• PROBLEM TO WORK ON: Starting with the line that contains "Extract the structured", write out each line through the end of the listing, unchanged. Output nothing else.

• LISTING:

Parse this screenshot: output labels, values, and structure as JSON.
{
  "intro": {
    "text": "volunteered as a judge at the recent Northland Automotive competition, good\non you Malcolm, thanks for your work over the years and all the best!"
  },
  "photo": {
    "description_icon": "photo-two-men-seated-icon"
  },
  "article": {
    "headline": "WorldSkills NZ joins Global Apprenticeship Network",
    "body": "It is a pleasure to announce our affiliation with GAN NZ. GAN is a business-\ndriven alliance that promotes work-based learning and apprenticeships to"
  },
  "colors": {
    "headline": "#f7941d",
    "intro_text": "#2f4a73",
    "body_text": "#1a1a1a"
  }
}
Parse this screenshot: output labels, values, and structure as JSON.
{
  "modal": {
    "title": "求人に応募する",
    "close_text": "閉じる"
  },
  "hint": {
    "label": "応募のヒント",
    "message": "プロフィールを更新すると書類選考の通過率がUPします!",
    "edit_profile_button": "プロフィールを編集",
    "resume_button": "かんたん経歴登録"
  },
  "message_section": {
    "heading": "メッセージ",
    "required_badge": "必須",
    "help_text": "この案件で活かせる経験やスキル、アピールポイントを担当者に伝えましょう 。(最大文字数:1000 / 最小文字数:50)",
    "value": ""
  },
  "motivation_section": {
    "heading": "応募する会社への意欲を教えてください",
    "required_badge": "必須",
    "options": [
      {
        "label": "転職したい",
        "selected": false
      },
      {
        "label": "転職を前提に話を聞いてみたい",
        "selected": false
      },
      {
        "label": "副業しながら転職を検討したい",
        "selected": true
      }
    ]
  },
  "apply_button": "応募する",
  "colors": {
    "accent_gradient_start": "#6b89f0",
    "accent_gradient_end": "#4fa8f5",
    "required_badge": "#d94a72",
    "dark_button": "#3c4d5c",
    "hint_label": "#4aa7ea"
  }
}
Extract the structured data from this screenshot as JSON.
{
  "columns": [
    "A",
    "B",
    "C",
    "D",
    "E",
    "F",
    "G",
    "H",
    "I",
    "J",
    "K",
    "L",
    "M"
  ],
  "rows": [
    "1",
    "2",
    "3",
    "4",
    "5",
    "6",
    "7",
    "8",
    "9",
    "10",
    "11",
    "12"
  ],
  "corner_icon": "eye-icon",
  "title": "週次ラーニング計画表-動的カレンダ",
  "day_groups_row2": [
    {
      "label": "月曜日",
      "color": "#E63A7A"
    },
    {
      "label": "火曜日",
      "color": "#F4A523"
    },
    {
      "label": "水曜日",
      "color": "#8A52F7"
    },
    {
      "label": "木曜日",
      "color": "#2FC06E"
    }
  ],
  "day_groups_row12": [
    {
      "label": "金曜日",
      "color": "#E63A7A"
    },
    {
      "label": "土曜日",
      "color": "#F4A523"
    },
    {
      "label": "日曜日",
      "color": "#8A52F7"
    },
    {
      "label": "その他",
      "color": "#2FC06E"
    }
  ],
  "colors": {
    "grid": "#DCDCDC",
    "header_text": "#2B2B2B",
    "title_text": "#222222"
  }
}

• TASK RESULT:
Extract the structured data from this screenshot as JSON.
{
  "columns": [
    "A",
    "B",
    "C",
    "D",
    "E",
    "F",
    "G",
    "H",
    "I",
    "J",
    "K",
    "L",
    "M"
  ],
  "rows": [
    "1",
    "2",
    "3",
    "4",
    "5",
    "6",
    "7",
    "8",
    "9",
    "10",
    "11",
    "12"
  ],
  "corner_icon": "eye-icon",
  "title": "週次ラーニング計画表-動的カレンダ",
  "day_groups_row2": [
    {
      "label": "月曜日",
      "color": "#E63A7A"
    },
    {
      "label": "火曜日",
      "color": "#F4A523"
    },
    {
      "label": "水曜日",
      "color": "#8A52F7"
    },
    {
      "label": "木曜日",
      "color": "#2FC06E"
    }
  ],
  "day_groups_row12": [
    {
      "label": "金曜日",
      "color": "#E63A7A"
    },
    {
      "label": "土曜日",
      "color": "#F4A523"
    },
    {
      "label": "日曜日",
      "color": "#8A52F7"
    },
    {
      "label": "その他",
      "color": "#2FC06E"
    }
  ],
  "colors": {
    "grid": "#DCDCDC",
    "header_text": "#2B2B2B",
    "title_text": "#222222"
  }
}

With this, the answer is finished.